++++ DATA SUPPLIED ++++

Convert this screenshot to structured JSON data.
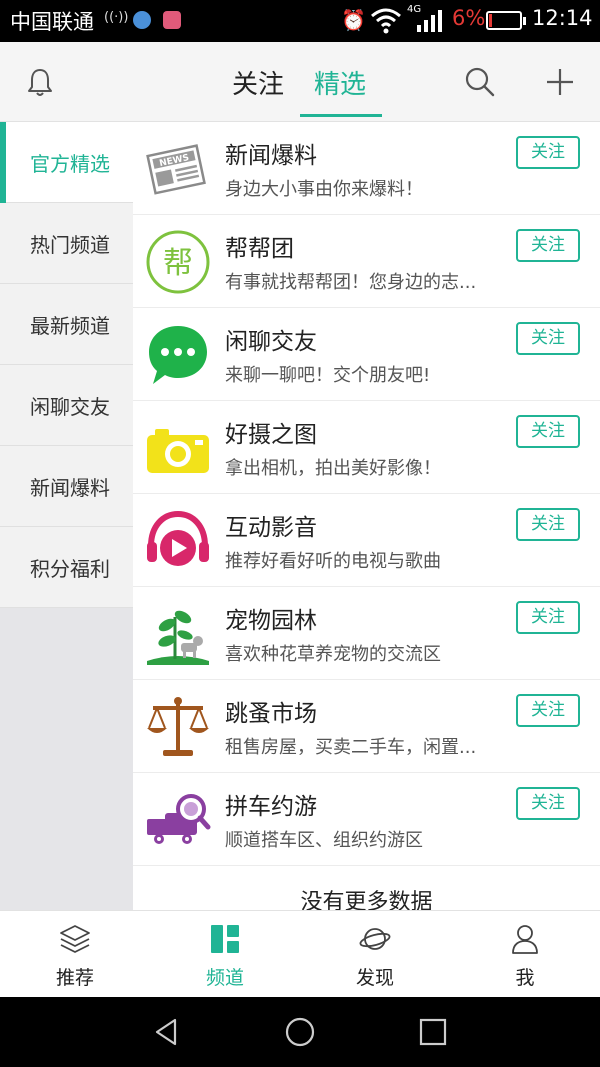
{
  "status_bar": {
    "carrier": "中国联通",
    "network": "4G",
    "battery": "6%",
    "time": "12:14"
  },
  "header": {
    "tabs": [
      {
        "label": "关注",
        "active": false
      },
      {
        "label": "精选",
        "active": true
      }
    ],
    "icons": [
      "bell-icon",
      "search-icon",
      "plus-icon"
    ]
  },
  "sidebar": {
    "items": [
      {
        "label": "官方精选",
        "active": true
      },
      {
        "label": "热门频道",
        "active": false
      },
      {
        "label": "最新频道",
        "active": false
      },
      {
        "label": "闲聊交友",
        "active": false
      },
      {
        "label": "新闻爆料",
        "active": false
      },
      {
        "label": "积分福利",
        "active": false
      }
    ]
  },
  "channels": [
    {
      "title": "新闻爆料",
      "desc": "身边大小事由你来爆料！",
      "button": "关注",
      "icon": "newspaper-icon"
    },
    {
      "title": "帮帮团",
      "desc": "有事就找帮帮团！您身边的志...",
      "button": "关注",
      "icon": "help-group-icon"
    },
    {
      "title": "闲聊交友",
      "desc": "来聊一聊吧！交个朋友吧!",
      "button": "关注",
      "icon": "chat-bubble-icon"
    },
    {
      "title": "好摄之图",
      "desc": "拿出相机，拍出美好影像！",
      "button": "关注",
      "icon": "camera-icon"
    },
    {
      "title": "互动影音",
      "desc": "推荐好看好听的电视与歌曲",
      "button": "关注",
      "icon": "headphones-play-icon"
    },
    {
      "title": "宠物园林",
      "desc": "喜欢种花草养宠物的交流区",
      "button": "关注",
      "icon": "plant-pet-icon"
    },
    {
      "title": "跳蚤市场",
      "desc": "租售房屋，买卖二手车，闲置...",
      "button": "关注",
      "icon": "scale-icon"
    },
    {
      "title": "拼车约游",
      "desc": "顺道搭车区、组织约游区",
      "button": "关注",
      "icon": "truck-search-icon"
    }
  ],
  "list_footer": "没有更多数据",
  "bottom_nav": {
    "items": [
      {
        "label": "推荐",
        "icon": "layers-icon",
        "active": false
      },
      {
        "label": "频道",
        "icon": "grid-icon",
        "active": true
      },
      {
        "label": "发现",
        "icon": "planet-icon",
        "active": false
      },
      {
        "label": "我",
        "icon": "person-icon",
        "active": false
      }
    ]
  },
  "colors": {
    "accent": "#20b495"
  }
}
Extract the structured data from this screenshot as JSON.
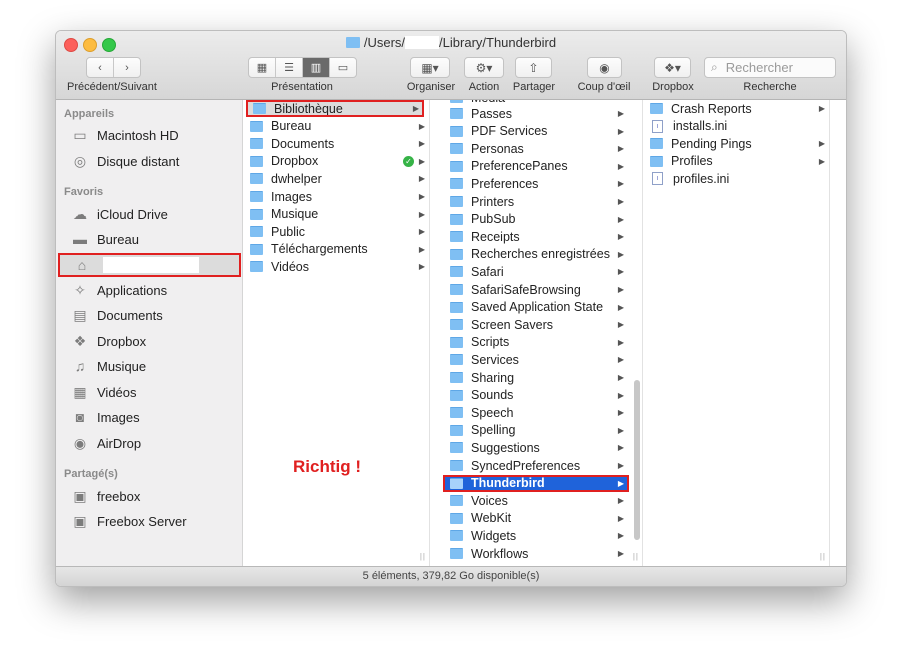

++++

• AIM OF THE TASK: Filter the records down to the lines that contain the string "label", and copy those lines.

• CORRECT RESULT:
        "label": "关注",
        "label": "精选",
        "label": "官方精选",
        "label": "热门频道",
        "label": "最新频道",
        "label": "闲聊交友",
        "label": "新闻爆料",
        "label": "积分福利",
        "label": "推荐",
        "label": "频道",
        "label": "发现",
        "label": "我",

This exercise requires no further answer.